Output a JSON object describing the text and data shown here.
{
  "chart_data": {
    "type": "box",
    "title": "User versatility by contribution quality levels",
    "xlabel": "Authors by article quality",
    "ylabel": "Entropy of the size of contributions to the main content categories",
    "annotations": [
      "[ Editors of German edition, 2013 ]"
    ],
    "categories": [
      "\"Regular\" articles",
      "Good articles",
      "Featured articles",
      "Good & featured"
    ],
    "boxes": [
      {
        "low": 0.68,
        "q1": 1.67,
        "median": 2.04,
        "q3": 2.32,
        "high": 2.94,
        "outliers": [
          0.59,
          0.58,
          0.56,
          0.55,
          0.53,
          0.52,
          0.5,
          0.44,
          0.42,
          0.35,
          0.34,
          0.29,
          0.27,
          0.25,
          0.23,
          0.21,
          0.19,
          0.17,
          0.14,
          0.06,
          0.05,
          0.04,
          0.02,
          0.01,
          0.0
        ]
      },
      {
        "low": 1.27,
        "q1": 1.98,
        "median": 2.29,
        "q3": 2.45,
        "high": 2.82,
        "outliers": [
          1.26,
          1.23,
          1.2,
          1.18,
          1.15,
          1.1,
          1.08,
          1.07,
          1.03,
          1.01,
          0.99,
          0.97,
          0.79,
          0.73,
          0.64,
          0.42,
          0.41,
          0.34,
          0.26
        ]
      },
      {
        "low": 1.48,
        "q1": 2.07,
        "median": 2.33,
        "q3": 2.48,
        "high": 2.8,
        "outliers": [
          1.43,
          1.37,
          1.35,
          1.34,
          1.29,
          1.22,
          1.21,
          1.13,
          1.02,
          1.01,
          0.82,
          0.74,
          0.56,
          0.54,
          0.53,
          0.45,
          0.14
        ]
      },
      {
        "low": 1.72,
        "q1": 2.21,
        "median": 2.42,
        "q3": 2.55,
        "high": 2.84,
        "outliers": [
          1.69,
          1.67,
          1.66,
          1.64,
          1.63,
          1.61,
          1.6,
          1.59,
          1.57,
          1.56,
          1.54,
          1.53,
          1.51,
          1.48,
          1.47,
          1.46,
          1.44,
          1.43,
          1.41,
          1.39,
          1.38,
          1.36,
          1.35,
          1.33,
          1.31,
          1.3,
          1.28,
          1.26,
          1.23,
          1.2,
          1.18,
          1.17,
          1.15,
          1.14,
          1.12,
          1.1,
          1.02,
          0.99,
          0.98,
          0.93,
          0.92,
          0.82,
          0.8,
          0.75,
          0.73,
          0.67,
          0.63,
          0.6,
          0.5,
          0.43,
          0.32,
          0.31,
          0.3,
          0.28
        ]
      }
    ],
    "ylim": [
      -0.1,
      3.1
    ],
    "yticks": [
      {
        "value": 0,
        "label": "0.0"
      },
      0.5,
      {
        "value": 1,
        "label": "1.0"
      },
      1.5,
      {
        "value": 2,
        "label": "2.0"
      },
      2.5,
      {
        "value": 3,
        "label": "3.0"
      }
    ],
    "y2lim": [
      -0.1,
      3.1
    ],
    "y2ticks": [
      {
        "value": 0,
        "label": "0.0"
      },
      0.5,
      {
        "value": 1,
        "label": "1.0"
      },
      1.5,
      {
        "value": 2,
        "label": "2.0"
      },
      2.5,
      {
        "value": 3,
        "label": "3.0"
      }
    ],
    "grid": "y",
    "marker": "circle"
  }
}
══════════════════════════════
= PROBLEM REQUIREMENTS =
Point out every line holding the string "articles" and copy it.

= ANSWER =
      "\"Regular\" articles",
      "Good articles",
      "Featured articles",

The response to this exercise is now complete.